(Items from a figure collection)
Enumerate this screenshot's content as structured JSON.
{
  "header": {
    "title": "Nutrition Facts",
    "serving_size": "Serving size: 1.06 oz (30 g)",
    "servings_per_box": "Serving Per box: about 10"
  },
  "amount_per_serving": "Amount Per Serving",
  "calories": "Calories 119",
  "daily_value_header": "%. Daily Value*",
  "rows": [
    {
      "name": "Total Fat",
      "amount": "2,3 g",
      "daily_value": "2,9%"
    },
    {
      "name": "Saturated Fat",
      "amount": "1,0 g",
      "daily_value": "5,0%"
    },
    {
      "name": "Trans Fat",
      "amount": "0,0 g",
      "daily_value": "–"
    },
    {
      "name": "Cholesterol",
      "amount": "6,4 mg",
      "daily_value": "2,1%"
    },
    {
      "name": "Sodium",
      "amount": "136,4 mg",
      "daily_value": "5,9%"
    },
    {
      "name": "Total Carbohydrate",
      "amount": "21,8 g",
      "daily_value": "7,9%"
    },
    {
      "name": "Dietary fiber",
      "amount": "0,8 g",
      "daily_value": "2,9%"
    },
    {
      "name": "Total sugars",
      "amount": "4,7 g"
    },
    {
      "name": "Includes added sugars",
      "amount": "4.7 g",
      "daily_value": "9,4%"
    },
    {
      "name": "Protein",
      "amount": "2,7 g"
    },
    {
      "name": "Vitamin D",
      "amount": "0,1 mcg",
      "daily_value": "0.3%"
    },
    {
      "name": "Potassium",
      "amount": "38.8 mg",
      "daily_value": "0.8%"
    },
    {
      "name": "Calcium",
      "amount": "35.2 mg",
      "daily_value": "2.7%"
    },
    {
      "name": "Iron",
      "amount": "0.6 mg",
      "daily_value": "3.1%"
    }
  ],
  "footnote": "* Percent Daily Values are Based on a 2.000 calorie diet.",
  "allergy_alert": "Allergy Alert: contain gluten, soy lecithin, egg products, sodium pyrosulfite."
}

§ **EXERCISE OBJECTIVE**:
Among the records, find every line holding the word "Serving" and copy it.

§ **WRITTEN REPLY**:
    "serving_size": "Serving size: 1.06 oz (30 g)",
    "servings_per_box": "Serving Per box: about 10"
  "amount_per_serving": "Amount Per Serving",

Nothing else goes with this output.